(Text under study begins)

  • Kidney size: normal size is somewhat dependent on the size of the individual, but generally 10-12cm in length. 
  • Bilateral atrophic kidneys are seen in CKD and biopsy is likely of little yield in these patients.
  • Large kidneys are seen in DM, amyloid, PCKD, HIV, infiltrative diseases (lymphoma).
  • Asymmetric kidneys are seen in renal artery stenosis or congenital atrophy.

Management

  • Management is primarily supportive:
  • Manage fluid and transfusions carefully but do not shy away from bolus fluids if thought to be acute and likely purely prerenal +/- hypotension. Monitor for pulmonary edema.
  • May need to use furosemide diuresis judiciously to avoid hemodialysis for volume overload.
  • Monitor electrolytes closely, repleting potassium and calcium cautiously.
  • Note the Ca x Phos product as patients may develop hyperphosphatemia. Ca x Phos product >70 can cause metastatic calcification (rare in acute setting).
  • Phosphate binders reduce absorption of dietary PO4, rarely needed unless underlying CKD exists but consider if PO4 >7.
  • Correction of significant acidosis (HCO3 <15) with IV or PO NaHCO3.
  • Medical management of hyperkalemia.
  • Strict I/Os as progression to oliguria is associated with a worse prognosis.
  • If patient is unable to void spontaneously or is anuric, check post-void residual (PVR) and/or place Foley catheter to relieve potential lower tract or bladder obstruction.
  • If Foley catheter is already present, flush to rule out obstructed catheter.
  • Renal diet (low potassium and phosphorus). Consider nutrition consultation and therapy as these patients can be highly catabolic.
  • Medications to avoid in AKI (see Drugs Requiring Adjustment in Renal Failure):
  • Nephrotoxic: AVOID NSAIDS, contrast, aminoglycosides.
  • Opioids: AVOID morphine, codeine, meperidine and propoxyphene.

(Text under study ends)

## Try it
Answer these questions using the notes on kidney size and AKI management above.
(a) What length is generally given as normal kidney size?
(b) Above what Ca x Phos product can metastatic calcification occur?
(c) Which opioids should be avoided in AKI?

(Entries supplied begins)

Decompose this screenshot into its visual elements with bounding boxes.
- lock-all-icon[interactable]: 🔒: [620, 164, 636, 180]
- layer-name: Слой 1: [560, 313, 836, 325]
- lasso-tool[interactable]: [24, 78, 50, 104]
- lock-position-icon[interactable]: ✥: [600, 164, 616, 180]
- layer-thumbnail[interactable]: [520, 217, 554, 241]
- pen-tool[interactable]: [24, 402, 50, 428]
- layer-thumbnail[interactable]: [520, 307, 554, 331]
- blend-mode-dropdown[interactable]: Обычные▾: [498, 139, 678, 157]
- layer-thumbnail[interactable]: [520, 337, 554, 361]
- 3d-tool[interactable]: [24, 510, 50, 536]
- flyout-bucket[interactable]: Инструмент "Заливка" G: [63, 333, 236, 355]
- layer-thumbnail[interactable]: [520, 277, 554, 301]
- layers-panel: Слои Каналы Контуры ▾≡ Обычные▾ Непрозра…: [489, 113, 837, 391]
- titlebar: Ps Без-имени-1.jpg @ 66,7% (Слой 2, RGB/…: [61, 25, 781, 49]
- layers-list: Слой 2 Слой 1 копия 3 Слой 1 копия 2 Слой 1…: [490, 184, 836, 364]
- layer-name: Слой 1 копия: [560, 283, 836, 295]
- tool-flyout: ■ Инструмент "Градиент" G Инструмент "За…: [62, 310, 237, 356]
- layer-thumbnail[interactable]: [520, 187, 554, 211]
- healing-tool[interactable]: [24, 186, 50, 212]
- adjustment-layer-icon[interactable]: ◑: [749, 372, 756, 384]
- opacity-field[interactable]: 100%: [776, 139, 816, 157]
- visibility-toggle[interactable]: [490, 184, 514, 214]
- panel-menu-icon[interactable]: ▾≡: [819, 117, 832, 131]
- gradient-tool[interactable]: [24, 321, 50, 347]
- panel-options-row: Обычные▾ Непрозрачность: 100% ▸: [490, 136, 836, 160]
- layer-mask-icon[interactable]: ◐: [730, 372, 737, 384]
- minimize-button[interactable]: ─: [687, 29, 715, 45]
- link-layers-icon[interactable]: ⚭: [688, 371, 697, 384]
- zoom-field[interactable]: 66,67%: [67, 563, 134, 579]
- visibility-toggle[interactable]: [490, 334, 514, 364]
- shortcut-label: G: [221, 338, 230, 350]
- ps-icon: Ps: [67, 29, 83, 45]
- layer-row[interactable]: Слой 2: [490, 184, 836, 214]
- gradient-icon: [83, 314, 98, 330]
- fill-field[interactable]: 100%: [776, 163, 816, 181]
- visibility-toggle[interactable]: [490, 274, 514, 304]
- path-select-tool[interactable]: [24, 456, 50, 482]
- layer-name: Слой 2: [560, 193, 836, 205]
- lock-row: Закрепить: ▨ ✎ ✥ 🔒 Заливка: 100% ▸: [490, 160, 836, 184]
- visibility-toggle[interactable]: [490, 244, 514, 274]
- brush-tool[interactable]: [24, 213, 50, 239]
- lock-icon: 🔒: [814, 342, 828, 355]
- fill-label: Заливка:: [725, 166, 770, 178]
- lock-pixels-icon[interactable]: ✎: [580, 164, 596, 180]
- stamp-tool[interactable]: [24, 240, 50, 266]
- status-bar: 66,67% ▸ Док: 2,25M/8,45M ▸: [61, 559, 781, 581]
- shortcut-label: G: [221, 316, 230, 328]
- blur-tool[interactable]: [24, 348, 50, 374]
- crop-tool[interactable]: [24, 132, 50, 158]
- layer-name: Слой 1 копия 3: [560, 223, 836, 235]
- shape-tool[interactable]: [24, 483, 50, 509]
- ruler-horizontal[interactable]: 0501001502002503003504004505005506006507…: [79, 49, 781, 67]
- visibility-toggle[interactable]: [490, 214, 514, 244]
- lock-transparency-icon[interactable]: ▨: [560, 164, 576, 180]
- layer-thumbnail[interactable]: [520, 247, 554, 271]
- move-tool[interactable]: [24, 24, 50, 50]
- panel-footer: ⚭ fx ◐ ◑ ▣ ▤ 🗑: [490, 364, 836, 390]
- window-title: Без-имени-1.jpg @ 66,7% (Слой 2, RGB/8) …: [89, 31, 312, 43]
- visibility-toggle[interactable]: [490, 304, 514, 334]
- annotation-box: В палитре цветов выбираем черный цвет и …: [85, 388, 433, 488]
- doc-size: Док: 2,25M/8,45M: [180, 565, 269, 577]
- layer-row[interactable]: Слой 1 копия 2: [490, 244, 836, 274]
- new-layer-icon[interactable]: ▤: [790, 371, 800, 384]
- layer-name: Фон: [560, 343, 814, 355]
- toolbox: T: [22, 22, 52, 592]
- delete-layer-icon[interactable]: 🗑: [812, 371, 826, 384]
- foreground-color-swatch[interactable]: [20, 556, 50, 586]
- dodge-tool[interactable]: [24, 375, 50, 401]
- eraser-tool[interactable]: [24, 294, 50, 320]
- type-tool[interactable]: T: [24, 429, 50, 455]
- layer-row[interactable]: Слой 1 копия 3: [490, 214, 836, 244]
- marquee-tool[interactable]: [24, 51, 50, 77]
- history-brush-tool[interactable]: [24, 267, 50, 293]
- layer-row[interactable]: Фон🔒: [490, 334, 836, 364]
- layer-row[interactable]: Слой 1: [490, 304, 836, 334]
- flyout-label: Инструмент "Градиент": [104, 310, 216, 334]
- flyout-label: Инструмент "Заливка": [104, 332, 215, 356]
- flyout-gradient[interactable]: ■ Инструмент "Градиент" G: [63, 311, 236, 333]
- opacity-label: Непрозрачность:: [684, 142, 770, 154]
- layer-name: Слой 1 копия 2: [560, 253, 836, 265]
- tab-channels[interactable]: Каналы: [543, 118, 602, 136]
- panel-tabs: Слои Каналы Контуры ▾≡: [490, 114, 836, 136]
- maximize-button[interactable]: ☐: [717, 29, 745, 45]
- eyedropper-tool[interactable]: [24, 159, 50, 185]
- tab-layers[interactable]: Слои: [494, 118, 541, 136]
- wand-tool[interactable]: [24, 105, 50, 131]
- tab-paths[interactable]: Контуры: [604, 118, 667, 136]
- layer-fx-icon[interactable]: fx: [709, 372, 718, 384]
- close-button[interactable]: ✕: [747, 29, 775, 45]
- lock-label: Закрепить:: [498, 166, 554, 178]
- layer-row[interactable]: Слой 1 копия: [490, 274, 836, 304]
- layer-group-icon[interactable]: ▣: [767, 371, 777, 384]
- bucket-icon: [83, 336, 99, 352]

(Entries supplied ends)

## Exercise result
(a) 10-12cm in length.
(b) Above 70.
(c) Morphine, codeine, meperidine and propoxyphene.